Disease is indolent, and the diagnosis often delayed (median age 55–60 years).
Prognosis is worse in patients aged >60 years and in late-stage disease.
MF progresses through three stages: patches, plaques, and tumours— which may overlap.
MF variants include folliculotrophic, pagetoid reticulosis, and granulomatous slack skin.
early-stage disease (excellent prognosis) is managed conservatively. Options include
emollients, potent topical corticosteroids, UVB, PUVA, topical nitrogen mustard, and
bexarotene (retinoid that activates retinoid X receptors, causing T-cell apoptosis).
radiotherapy is effective for localized thick plaques or tumours. MF is relatively
chemoresistant, and treatment of advanced dis- ease is unsatisfactory. Sepsis is a common
cause of death.

**Information given**.

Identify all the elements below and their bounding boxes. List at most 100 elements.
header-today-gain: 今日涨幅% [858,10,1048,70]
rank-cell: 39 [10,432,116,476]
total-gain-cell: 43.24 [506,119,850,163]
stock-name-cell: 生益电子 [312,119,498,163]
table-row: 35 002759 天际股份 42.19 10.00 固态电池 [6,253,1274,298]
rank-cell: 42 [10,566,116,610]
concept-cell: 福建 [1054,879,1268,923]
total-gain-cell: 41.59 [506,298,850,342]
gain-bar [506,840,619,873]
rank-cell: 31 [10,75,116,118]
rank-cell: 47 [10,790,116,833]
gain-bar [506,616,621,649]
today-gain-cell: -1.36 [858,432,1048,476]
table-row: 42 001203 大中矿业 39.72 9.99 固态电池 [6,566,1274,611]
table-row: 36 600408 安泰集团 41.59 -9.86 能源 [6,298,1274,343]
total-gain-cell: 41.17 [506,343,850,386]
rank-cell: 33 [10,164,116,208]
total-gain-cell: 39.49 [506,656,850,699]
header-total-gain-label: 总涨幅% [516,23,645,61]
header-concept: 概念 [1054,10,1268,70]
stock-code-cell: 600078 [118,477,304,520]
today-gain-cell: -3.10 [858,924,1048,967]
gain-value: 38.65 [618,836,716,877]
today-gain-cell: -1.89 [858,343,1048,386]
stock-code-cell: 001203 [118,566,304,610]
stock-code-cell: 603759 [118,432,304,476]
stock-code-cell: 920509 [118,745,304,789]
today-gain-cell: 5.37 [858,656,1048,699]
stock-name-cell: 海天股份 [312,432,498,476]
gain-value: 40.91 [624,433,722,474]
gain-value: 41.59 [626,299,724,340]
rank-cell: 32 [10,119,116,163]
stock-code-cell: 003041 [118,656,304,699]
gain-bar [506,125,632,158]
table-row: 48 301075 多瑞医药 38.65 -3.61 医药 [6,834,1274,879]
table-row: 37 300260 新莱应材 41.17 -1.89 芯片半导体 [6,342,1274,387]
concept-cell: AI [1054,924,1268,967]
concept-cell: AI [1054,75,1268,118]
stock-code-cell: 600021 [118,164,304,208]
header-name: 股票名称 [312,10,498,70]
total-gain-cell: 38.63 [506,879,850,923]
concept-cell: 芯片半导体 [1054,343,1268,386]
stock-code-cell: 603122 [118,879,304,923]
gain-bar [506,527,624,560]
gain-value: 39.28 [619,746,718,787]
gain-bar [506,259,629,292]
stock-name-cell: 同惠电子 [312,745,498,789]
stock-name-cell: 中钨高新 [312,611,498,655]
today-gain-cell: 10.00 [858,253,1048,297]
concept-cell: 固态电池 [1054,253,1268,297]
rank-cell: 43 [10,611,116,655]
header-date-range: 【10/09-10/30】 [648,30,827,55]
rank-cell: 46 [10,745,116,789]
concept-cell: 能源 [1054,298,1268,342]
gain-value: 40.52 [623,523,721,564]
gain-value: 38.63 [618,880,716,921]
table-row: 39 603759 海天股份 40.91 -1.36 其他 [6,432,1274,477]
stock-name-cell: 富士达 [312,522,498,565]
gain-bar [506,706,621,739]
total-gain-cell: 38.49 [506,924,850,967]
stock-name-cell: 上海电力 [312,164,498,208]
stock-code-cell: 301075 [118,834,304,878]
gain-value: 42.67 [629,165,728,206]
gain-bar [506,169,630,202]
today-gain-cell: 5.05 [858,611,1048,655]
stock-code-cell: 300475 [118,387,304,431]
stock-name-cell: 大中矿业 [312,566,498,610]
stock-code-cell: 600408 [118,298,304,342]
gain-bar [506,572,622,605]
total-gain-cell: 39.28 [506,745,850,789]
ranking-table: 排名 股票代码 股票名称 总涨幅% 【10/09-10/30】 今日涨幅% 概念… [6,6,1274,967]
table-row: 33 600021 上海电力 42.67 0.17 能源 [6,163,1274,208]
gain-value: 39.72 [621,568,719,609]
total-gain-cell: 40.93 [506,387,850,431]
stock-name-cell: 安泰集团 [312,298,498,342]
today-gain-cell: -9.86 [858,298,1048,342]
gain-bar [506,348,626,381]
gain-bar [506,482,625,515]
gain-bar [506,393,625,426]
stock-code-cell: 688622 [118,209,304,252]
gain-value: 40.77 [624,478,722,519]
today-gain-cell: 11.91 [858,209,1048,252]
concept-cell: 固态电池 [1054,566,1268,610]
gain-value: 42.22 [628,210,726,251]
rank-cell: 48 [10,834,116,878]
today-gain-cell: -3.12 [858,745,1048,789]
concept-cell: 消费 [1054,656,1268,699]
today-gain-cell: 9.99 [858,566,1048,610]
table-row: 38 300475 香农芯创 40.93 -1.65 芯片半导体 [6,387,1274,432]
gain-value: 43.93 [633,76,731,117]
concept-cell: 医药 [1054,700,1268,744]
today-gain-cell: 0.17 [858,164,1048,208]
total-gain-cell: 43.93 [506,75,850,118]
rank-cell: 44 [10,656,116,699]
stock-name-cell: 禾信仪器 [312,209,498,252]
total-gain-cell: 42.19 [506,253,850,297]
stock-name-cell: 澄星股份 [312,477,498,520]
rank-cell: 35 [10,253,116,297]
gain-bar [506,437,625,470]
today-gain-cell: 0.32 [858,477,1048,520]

**Work instructions**.
Using the MF text, explain in one to three sentences why early-stage disease is managed conservatively.

**Exercise answer**.
Early-stage disease is managed conservatively because it carries an excellent prognosis. The conservative options include emollients, potent topical corticosteroids, UVB, PUVA, topical nitrogen mustard, and bexarotene.